Your goal: Leave the pictures out and transcribe every record exactly.

Data items:
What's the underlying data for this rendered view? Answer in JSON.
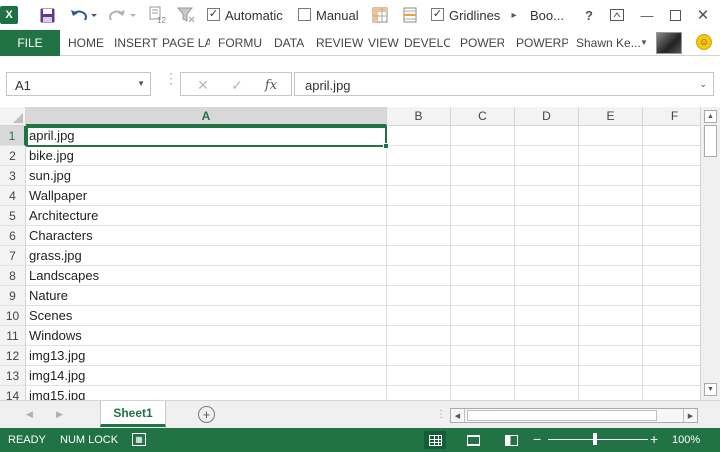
{
  "qat": {
    "logo_letter": "X",
    "automatic_label": "Automatic",
    "automatic_checked": true,
    "manual_label": "Manual",
    "manual_checked": false,
    "gridlines_label": "Gridlines",
    "gridlines_checked": true,
    "calc_badge": "12",
    "title": "Boo...",
    "help": "?"
  },
  "ribbon": {
    "file_tab": "FILE",
    "tabs": [
      "HOME",
      "INSERT",
      "PAGE LA",
      "FORMU",
      "DATA",
      "REVIEW",
      "VIEW",
      "DEVELO",
      "POWER",
      "POWERP"
    ],
    "user_name": "Shawn Ke..."
  },
  "formula_bar": {
    "name_box": "A1",
    "fx": "fx",
    "content": "april.jpg"
  },
  "grid": {
    "columns": [
      "A",
      "B",
      "C",
      "D",
      "E",
      "F"
    ],
    "active_column": "A",
    "active_row": 1,
    "rows": [
      {
        "num": "1",
        "a": "april.jpg"
      },
      {
        "num": "2",
        "a": "bike.jpg"
      },
      {
        "num": "3",
        "a": "sun.jpg"
      },
      {
        "num": "4",
        "a": "Wallpaper"
      },
      {
        "num": "5",
        "a": "Architecture"
      },
      {
        "num": "6",
        "a": "Characters"
      },
      {
        "num": "7",
        "a": "grass.jpg"
      },
      {
        "num": "8",
        "a": "Landscapes"
      },
      {
        "num": "9",
        "a": "Nature"
      },
      {
        "num": "10",
        "a": "Scenes"
      },
      {
        "num": "11",
        "a": "Windows"
      },
      {
        "num": "12",
        "a": "img13.jpg"
      },
      {
        "num": "13",
        "a": "img14.jpg"
      },
      {
        "num": "14",
        "a": "img15.jpg"
      }
    ]
  },
  "sheets": {
    "active": "Sheet1",
    "add_symbol": "+"
  },
  "status": {
    "ready": "READY",
    "num_lock": "NUM LOCK",
    "zoom": "100%"
  },
  "colors": {
    "accent": "#217346",
    "status_bg": "#217346"
  }
}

The solution:
What's the underlying data for this rendered view? Answer in JSON.
{
  "qat": {
    "logo_letter": "X",
    "automatic_label": "Automatic",
    "automatic_checked": true,
    "manual_label": "Manual",
    "manual_checked": false,
    "gridlines_label": "Gridlines",
    "gridlines_checked": true,
    "calc_badge": "12",
    "title": "Boo...",
    "help": "?"
  },
  "ribbon": {
    "file_tab": "FILE",
    "tabs": [
      "HOME",
      "INSERT",
      "PAGE LA",
      "FORMU",
      "DATA",
      "REVIEW",
      "VIEW",
      "DEVELO",
      "POWER",
      "POWERP"
    ],
    "user_name": "Shawn Ke..."
  },
  "formula_bar": {
    "name_box": "A1",
    "fx": "fx",
    "content": "april.jpg"
  },
  "grid": {
    "columns": [
      "A",
      "B",
      "C",
      "D",
      "E",
      "F"
    ],
    "active_column": "A",
    "active_row": 1,
    "rows": [
      {
        "num": "1",
        "a": "april.jpg"
      },
      {
        "num": "2",
        "a": "bike.jpg"
      },
      {
        "num": "3",
        "a": "sun.jpg"
      },
      {
        "num": "4",
        "a": "Wallpaper"
      },
      {
        "num": "5",
        "a": "Architecture"
      },
      {
        "num": "6",
        "a": "Characters"
      },
      {
        "num": "7",
        "a": "grass.jpg"
      },
      {
        "num": "8",
        "a": "Landscapes"
      },
      {
        "num": "9",
        "a": "Nature"
      },
      {
        "num": "10",
        "a": "Scenes"
      },
      {
        "num": "11",
        "a": "Windows"
      },
      {
        "num": "12",
        "a": "img13.jpg"
      },
      {
        "num": "13",
        "a": "img14.jpg"
      },
      {
        "num": "14",
        "a": "img15.jpg"
      }
    ]
  },
  "sheets": {
    "active": "Sheet1",
    "add_symbol": "+"
  },
  "status": {
    "ready": "READY",
    "num_lock": "NUM LOCK",
    "zoom": "100%"
  },
  "colors": {
    "accent": "#217346",
    "status_bg": "#217346"
  }
}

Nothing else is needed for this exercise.